** Start SUPPLIED DATA **
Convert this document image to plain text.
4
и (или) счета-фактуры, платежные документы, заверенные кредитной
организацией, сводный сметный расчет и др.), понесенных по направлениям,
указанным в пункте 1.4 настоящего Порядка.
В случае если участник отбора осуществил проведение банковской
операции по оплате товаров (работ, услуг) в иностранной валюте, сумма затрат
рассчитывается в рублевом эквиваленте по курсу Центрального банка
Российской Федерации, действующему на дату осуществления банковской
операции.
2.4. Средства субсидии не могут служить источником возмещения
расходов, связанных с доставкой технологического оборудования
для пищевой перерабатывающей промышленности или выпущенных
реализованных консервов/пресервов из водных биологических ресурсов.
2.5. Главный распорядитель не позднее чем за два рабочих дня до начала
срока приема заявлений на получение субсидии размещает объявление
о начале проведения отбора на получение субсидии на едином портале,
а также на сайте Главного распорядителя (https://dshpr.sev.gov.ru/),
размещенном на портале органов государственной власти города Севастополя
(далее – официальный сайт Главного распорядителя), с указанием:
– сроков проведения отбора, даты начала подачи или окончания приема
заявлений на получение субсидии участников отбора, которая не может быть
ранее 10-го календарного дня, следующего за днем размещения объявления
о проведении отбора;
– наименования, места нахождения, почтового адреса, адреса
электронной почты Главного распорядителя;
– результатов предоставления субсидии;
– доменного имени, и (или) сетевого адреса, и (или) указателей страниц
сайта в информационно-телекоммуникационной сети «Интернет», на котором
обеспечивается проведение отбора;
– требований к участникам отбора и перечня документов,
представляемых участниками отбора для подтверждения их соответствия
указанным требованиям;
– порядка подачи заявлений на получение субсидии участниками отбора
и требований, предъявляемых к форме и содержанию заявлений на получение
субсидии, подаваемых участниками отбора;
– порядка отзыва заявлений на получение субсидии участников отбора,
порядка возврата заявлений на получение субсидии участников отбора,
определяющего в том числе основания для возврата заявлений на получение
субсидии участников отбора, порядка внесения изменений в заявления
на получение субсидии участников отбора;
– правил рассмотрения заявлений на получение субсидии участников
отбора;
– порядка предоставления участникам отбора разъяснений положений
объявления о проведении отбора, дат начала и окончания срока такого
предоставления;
** End SUPPLIED DATA **
→ **WRITTEN TASK**:
Gather all lines from the listing above in which "проведения" occurs.

→ **SOLUTION TO THIS PROBLEM**:
о начале проведения отбора на получение субсидии на едином портале,
– сроков проведения отбора, даты начала подачи или окончания приема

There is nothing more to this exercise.